Stored data
↓
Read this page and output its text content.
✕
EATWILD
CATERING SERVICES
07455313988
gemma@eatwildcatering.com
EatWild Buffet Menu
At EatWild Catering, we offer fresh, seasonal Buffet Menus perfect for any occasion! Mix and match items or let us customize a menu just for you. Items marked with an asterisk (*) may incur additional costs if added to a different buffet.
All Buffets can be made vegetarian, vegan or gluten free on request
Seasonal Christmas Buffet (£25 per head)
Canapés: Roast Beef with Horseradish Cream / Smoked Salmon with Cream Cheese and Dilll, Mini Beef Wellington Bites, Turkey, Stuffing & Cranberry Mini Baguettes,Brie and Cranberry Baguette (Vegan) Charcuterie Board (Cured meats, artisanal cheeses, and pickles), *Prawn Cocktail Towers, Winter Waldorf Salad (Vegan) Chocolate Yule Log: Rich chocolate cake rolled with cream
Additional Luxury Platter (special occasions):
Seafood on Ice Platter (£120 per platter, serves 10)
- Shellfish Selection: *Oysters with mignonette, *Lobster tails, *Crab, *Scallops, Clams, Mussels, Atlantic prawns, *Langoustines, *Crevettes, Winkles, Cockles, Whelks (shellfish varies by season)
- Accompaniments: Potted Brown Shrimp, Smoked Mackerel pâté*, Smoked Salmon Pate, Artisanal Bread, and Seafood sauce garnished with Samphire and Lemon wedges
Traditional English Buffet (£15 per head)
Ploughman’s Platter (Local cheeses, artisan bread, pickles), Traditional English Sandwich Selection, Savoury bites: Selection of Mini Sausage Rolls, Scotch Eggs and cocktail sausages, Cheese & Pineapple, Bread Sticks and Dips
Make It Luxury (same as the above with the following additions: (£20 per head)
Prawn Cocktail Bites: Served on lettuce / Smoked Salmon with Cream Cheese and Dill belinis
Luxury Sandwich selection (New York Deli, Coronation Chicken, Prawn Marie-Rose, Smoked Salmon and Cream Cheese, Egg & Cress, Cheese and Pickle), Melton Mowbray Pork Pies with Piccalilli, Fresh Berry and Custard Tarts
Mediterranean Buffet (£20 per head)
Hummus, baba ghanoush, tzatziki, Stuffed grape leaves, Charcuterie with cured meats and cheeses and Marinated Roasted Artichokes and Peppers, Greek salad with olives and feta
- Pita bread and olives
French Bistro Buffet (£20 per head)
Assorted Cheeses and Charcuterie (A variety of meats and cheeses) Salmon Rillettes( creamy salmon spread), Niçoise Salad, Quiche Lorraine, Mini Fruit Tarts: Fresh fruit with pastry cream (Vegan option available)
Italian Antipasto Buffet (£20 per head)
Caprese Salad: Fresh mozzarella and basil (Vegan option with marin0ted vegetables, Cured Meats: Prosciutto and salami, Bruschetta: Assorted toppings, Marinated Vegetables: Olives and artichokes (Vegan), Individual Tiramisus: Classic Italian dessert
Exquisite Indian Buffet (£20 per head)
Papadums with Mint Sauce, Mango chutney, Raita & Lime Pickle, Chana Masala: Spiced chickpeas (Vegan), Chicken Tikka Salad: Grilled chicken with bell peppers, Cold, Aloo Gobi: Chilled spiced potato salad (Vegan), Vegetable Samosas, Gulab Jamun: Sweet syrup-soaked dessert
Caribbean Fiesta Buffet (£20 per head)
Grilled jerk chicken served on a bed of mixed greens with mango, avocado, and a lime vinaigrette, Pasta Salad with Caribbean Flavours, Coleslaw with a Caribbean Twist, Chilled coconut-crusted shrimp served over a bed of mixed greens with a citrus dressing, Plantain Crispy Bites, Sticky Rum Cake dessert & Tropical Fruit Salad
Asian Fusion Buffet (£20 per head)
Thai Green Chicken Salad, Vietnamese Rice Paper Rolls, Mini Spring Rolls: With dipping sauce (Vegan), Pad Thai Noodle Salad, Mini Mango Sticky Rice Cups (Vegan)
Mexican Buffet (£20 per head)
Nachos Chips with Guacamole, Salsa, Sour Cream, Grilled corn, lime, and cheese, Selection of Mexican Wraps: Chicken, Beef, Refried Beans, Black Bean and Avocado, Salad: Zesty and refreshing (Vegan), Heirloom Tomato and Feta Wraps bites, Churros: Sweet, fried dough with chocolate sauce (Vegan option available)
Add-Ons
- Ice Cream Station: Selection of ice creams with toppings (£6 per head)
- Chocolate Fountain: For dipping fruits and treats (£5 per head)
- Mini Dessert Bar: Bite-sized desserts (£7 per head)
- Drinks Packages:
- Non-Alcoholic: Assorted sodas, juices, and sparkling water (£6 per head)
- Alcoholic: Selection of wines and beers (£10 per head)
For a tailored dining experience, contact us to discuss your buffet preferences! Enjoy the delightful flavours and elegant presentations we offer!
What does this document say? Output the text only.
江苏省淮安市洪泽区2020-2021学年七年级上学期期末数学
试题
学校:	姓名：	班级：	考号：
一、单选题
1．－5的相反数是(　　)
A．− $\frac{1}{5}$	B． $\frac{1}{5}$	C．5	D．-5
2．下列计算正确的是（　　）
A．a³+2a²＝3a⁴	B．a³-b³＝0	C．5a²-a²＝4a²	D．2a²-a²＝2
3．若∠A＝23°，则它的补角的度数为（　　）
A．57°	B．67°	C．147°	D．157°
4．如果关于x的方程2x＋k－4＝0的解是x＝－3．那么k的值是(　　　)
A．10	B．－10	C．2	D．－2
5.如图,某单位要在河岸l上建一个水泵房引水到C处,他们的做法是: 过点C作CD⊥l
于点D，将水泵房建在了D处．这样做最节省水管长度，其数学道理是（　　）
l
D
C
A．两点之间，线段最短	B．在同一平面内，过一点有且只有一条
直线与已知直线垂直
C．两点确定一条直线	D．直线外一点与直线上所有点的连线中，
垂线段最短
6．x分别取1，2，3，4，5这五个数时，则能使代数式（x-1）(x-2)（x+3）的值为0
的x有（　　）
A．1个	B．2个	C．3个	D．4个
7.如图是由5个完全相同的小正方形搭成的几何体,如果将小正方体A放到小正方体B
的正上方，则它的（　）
↑
◆ Exercise objective
Copy all data exactly, start to finish.

◆ Worked answer
Read this page and output its text content.
✕
EATWILD
CATERING SERVICES
07455313988
gemma@eatwildcatering.com
EatWild Buffet Menu
At EatWild Catering, we offer fresh, seasonal Buffet Menus perfect for any occasion! Mix and match items or let us customize a menu just for you. Items marked with an asterisk (*) may incur additional costs if added to a different buffet.
All Buffets can be made vegetarian, vegan or gluten free on request
Seasonal Christmas Buffet (£25 per head)
Canapés: Roast Beef with Horseradish Cream / Smoked Salmon with Cream Cheese and Dilll, Mini Beef Wellington Bites, Turkey, Stuffing & Cranberry Mini Baguettes,Brie and Cranberry Baguette (Vegan) Charcuterie Board (Cured meats, artisanal cheeses, and pickles), *Prawn Cocktail Towers, Winter Waldorf Salad (Vegan) Chocolate Yule Log: Rich chocolate cake rolled with cream
Additional Luxury Platter (special occasions):
Seafood on Ice Platter (£120 per platter, serves 10)
- Shellfish Selection: *Oysters with mignonette, *Lobster tails, *Crab, *Scallops, Clams, Mussels, Atlantic prawns, *Langoustines, *Crevettes, Winkles, Cockles, Whelks (shellfish varies by season)
- Accompaniments: Potted Brown Shrimp, Smoked Mackerel pâté*, Smoked Salmon Pate, Artisanal Bread, and Seafood sauce garnished with Samphire and Lemon wedges
Traditional English Buffet (£15 per head)
Ploughman’s Platter (Local cheeses, artisan bread, pickles), Traditional English Sandwich Selection, Savoury bites: Selection of Mini Sausage Rolls, Scotch Eggs and cocktail sausages, Cheese & Pineapple, Bread Sticks and Dips
Make It Luxury (same as the above with the following additions: (£20 per head)
Prawn Cocktail Bites: Served on lettuce / Smoked Salmon with Cream Cheese and Dill belinis
Luxury Sandwich selection (New York Deli, Coronation Chicken, Prawn Marie-Rose, Smoked Salmon and Cream Cheese, Egg & Cress, Cheese and Pickle), Melton Mowbray Pork Pies with Piccalilli, Fresh Berry and Custard Tarts
Mediterranean Buffet (£20 per head)
Hummus, baba ghanoush, tzatziki, Stuffed grape leaves, Charcuterie with cured meats and cheeses and Marinated Roasted Artichokes and Peppers, Greek salad with olives and feta
- Pita bread and olives
French Bistro Buffet (£20 per head)
Assorted Cheeses and Charcuterie (A variety of meats and cheeses) Salmon Rillettes( creamy salmon spread), Niçoise Salad, Quiche Lorraine, Mini Fruit Tarts: Fresh fruit with pastry cream (Vegan option available)
Italian Antipasto Buffet (£20 per head)
Caprese Salad: Fresh mozzarella and basil (Vegan option with marin0ted vegetables, Cured Meats: Prosciutto and salami, Bruschetta: Assorted toppings, Marinated Vegetables: Olives and artichokes (Vegan), Individual Tiramisus: Classic Italian dessert
Exquisite Indian Buffet (£20 per head)
Papadums with Mint Sauce, Mango chutney, Raita & Lime Pickle, Chana Masala: Spiced chickpeas (Vegan), Chicken Tikka Salad: Grilled chicken with bell peppers, Cold, Aloo Gobi: Chilled spiced potato salad (Vegan), Vegetable Samosas, Gulab Jamun: Sweet syrup-soaked dessert
Caribbean Fiesta Buffet (£20 per head)
Grilled jerk chicken served on a bed of mixed greens with mango, avocado, and a lime vinaigrette, Pasta Salad with Caribbean Flavours, Coleslaw with a Caribbean Twist, Chilled coconut-crusted shrimp served over a bed of mixed greens with a citrus dressing, Plantain Crispy Bites, Sticky Rum Cake dessert & Tropical Fruit Salad
Asian Fusion Buffet (£20 per head)
Thai Green Chicken Salad, Vietnamese Rice Paper Rolls, Mini Spring Rolls: With dipping sauce (Vegan), Pad Thai Noodle Salad, Mini Mango Sticky Rice Cups (Vegan)
Mexican Buffet (£20 per head)
Nachos Chips with Guacamole, Salsa, Sour Cream, Grilled corn, lime, and cheese, Selection of Mexican Wraps: Chicken, Beef, Refried Beans, Black Bean and Avocado, Salad: Zesty and refreshing (Vegan), Heirloom Tomato and Feta Wraps bites, Churros: Sweet, fried dough with chocolate sauce (Vegan option available)
Add-Ons
- Ice Cream Station: Selection of ice creams with toppings (£6 per head)
- Chocolate Fountain: For dipping fruits and treats (£5 per head)
- Mini Dessert Bar: Bite-sized desserts (£7 per head)
- Drinks Packages:
- Non-Alcoholic: Assorted sodas, juices, and sparkling water (£6 per head)
- Alcoholic: Selection of wines and beers (£10 per head)
For a tailored dining experience, contact us to discuss your buffet preferences! Enjoy the delightful flavours and elegant presentations we offer!
What does this document say? Output the text only.
江苏省淮安市洪泽区2020-2021学年七年级上学期期末数学
试题
学校:	姓名：	班级：	考号：
一、单选题
1．－5的相反数是(　　)
A．− $\frac{1}{5}$	B． $\frac{1}{5}$	C．5	D．-5
2．下列计算正确的是（　　）
A．a³+2a²＝3a⁴	B．a³-b³＝0	C．5a²-a²＝4a²	D．2a²-a²＝2
3．若∠A＝23°，则它的补角的度数为（　　）
A．57°	B．67°	C．147°	D．157°
4．如果关于x的方程2x＋k－4＝0的解是x＝－3．那么k的值是(　　　)
A．10	B．－10	C．2	D．－2
5.如图,某单位要在河岸l上建一个水泵房引水到C处,他们的做法是: 过点C作CD⊥l
于点D，将水泵房建在了D处．这样做最节省水管长度，其数学道理是（　　）
l
D
C
A．两点之间，线段最短	B．在同一平面内，过一点有且只有一条
直线与已知直线垂直
C．两点确定一条直线	D．直线外一点与直线上所有点的连线中，
垂线段最短
6．x分别取1，2，3，4，5这五个数时，则能使代数式（x-1）(x-2)（x+3）的值为0
的x有（　　）
A．1个	B．2个	C．3个	D．4个
7.如图是由5个完全相同的小正方形搭成的几何体,如果将小正方体A放到小正方体B
的正上方，则它的（　）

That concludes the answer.